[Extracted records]
◇ ◇ ◇

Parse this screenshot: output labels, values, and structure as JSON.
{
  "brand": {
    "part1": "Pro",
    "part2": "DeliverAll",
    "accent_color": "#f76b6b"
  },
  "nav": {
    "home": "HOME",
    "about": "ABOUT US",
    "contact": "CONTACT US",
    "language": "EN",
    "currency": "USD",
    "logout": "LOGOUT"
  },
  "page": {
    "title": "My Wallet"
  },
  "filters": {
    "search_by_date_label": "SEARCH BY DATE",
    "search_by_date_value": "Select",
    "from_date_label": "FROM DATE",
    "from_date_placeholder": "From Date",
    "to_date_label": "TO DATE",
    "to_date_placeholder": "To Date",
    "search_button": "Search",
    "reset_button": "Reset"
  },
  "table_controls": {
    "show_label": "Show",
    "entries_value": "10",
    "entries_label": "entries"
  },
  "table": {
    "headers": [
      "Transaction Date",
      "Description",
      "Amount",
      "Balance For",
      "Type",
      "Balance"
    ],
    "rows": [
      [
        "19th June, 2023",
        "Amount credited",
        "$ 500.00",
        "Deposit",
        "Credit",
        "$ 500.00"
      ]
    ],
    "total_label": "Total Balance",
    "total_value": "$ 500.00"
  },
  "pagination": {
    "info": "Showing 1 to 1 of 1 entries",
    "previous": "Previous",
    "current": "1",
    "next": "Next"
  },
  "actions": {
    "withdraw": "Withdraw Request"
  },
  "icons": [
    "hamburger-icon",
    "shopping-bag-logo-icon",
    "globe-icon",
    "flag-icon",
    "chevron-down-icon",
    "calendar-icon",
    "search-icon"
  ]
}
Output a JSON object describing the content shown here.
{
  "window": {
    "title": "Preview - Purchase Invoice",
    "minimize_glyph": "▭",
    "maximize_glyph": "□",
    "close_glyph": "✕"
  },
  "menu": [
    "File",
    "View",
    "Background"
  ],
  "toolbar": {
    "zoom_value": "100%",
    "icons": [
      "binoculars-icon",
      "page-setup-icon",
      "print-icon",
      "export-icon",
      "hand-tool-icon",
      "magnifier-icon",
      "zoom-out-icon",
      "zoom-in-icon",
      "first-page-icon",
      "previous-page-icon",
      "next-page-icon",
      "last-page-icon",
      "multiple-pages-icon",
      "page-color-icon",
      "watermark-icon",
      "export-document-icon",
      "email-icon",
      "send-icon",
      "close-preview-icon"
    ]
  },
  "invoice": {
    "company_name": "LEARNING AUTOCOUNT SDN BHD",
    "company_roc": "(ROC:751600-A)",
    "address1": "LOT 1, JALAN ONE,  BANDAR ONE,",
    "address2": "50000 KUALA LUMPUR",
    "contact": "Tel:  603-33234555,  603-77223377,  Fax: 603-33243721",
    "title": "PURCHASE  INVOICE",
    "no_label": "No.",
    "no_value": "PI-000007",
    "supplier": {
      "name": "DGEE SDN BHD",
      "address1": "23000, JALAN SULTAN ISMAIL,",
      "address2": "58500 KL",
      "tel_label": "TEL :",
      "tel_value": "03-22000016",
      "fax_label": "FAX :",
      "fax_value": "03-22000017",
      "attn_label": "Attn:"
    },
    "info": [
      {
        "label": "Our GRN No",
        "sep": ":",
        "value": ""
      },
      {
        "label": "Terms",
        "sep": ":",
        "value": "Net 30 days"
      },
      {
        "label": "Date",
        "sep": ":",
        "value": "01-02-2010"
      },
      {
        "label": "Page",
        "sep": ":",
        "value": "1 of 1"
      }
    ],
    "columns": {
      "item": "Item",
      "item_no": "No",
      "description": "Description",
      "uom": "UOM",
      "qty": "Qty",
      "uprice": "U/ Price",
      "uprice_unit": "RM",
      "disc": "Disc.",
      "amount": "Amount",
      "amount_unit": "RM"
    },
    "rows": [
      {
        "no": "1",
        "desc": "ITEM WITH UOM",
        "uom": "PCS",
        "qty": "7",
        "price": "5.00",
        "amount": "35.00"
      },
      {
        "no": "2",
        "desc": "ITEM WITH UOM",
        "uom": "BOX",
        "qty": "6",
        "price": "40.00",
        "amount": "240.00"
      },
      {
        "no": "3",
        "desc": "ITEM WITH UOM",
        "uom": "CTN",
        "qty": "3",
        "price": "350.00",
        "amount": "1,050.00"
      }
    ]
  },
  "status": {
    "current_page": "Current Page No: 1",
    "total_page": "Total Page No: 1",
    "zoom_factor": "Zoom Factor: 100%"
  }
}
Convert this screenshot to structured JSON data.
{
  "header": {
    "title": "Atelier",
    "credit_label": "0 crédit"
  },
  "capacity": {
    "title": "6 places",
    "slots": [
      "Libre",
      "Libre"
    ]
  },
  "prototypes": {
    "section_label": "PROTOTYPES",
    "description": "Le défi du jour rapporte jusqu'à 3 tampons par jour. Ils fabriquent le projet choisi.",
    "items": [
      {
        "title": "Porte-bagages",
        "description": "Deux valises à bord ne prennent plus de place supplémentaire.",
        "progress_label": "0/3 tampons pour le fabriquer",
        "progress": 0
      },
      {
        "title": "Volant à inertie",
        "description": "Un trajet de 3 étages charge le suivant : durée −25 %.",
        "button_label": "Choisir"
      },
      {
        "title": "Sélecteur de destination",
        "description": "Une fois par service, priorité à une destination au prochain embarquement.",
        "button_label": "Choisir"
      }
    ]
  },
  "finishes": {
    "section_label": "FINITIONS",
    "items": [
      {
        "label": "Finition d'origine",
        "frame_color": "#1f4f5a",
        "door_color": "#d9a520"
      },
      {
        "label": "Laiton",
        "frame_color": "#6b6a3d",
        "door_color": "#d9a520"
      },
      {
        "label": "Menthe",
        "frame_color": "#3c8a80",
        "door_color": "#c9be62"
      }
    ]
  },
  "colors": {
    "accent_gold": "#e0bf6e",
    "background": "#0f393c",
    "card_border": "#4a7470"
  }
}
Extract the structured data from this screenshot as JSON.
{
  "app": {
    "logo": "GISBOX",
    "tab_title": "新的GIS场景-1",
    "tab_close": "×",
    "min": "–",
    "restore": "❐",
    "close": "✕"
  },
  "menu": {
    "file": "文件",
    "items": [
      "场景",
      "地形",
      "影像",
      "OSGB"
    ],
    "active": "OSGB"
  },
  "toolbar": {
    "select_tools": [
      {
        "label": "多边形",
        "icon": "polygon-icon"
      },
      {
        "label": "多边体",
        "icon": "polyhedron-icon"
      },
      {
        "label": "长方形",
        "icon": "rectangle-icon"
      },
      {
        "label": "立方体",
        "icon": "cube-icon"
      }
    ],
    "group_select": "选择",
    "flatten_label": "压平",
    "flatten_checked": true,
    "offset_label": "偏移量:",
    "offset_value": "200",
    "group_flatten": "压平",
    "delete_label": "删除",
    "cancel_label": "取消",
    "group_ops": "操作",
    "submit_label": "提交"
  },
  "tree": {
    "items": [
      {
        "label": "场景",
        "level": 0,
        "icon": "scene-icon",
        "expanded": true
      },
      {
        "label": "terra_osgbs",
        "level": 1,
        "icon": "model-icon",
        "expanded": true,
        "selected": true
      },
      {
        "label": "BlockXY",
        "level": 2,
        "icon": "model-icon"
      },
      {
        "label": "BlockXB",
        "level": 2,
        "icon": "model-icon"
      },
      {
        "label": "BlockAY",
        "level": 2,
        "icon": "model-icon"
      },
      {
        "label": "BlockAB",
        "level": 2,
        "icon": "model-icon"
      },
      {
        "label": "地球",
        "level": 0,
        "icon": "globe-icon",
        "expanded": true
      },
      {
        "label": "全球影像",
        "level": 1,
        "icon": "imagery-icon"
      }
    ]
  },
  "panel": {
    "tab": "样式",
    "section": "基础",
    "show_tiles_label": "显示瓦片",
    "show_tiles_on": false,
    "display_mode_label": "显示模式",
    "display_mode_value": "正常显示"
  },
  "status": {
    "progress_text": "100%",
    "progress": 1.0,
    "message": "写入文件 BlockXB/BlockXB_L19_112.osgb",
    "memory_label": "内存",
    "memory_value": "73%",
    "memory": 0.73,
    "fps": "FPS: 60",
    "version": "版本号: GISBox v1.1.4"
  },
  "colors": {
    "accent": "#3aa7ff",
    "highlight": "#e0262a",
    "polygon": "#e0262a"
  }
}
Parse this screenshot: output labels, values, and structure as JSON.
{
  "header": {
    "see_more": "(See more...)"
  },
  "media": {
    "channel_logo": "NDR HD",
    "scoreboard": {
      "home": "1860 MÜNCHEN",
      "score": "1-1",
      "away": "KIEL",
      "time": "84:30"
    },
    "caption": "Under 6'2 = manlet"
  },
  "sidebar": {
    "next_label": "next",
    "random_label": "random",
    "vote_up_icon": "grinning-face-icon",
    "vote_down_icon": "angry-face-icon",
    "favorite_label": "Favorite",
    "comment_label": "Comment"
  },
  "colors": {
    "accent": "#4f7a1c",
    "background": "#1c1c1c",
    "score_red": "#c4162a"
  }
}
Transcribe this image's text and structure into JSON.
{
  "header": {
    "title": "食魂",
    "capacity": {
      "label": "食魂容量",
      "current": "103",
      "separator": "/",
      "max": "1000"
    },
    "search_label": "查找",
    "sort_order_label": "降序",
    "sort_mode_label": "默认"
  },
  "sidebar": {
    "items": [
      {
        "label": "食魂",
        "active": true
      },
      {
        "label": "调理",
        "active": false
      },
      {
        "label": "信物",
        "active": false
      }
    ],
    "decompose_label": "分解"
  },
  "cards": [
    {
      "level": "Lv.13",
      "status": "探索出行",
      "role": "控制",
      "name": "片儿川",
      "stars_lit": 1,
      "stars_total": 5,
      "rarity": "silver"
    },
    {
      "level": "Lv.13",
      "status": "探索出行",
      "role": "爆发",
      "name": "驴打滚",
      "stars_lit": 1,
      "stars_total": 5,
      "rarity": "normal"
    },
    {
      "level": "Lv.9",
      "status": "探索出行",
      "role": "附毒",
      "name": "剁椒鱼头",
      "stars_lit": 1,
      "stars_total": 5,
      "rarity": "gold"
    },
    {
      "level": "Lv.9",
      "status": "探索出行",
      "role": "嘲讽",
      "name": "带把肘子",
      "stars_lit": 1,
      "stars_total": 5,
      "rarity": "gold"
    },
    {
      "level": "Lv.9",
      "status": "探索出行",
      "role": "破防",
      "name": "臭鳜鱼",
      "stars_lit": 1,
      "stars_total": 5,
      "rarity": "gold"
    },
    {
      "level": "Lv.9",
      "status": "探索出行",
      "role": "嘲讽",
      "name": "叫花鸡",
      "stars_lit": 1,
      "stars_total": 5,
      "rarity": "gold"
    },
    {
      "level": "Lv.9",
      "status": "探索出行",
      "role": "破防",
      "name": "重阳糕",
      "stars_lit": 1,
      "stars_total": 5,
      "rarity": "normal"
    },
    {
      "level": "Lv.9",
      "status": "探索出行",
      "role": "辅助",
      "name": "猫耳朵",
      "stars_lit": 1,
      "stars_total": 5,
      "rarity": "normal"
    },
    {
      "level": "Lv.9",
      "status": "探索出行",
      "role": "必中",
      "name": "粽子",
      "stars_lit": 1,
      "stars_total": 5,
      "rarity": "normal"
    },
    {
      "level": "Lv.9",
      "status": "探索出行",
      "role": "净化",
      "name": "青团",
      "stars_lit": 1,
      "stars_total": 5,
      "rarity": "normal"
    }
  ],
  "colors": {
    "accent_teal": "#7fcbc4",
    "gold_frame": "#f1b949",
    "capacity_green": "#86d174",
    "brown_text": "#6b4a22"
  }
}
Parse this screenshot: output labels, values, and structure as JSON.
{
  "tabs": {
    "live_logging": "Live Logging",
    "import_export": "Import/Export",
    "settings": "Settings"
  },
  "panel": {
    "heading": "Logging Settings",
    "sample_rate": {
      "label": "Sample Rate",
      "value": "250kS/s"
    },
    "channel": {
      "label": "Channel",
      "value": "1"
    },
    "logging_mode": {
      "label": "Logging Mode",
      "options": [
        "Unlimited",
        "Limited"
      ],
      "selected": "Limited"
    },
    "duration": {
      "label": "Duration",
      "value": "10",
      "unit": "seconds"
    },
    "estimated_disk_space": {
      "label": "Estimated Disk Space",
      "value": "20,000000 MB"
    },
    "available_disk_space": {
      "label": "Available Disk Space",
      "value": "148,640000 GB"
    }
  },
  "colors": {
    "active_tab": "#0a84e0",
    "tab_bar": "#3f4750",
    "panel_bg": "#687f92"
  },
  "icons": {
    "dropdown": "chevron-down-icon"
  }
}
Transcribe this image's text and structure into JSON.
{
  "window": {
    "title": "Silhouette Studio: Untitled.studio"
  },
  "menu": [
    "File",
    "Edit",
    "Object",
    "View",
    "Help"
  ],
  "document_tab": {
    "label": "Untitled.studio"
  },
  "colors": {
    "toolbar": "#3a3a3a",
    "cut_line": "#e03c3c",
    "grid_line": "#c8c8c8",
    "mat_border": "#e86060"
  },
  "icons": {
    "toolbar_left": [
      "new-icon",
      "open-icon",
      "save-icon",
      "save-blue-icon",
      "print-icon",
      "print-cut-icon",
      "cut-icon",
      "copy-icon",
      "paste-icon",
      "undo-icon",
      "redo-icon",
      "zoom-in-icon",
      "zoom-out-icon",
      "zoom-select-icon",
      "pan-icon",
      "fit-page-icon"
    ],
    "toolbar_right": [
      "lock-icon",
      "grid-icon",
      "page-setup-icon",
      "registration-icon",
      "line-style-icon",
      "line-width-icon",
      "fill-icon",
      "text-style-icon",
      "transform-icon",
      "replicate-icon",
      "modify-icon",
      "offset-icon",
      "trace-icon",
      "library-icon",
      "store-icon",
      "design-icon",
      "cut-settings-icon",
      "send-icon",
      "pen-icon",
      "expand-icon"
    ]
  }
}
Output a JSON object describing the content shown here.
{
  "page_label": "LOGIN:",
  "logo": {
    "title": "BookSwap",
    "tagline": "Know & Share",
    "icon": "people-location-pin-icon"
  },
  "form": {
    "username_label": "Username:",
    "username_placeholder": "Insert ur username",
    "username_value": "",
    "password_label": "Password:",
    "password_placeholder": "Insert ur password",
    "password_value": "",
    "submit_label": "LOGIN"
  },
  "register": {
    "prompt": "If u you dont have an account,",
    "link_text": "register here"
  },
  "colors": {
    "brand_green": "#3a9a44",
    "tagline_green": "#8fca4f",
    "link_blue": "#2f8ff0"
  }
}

◇ ◇ ◇

#### [Your instructions]
Lines of the listing that contain the word "role" are to be counted; report only their number.

#### [Solution to the exercise]
10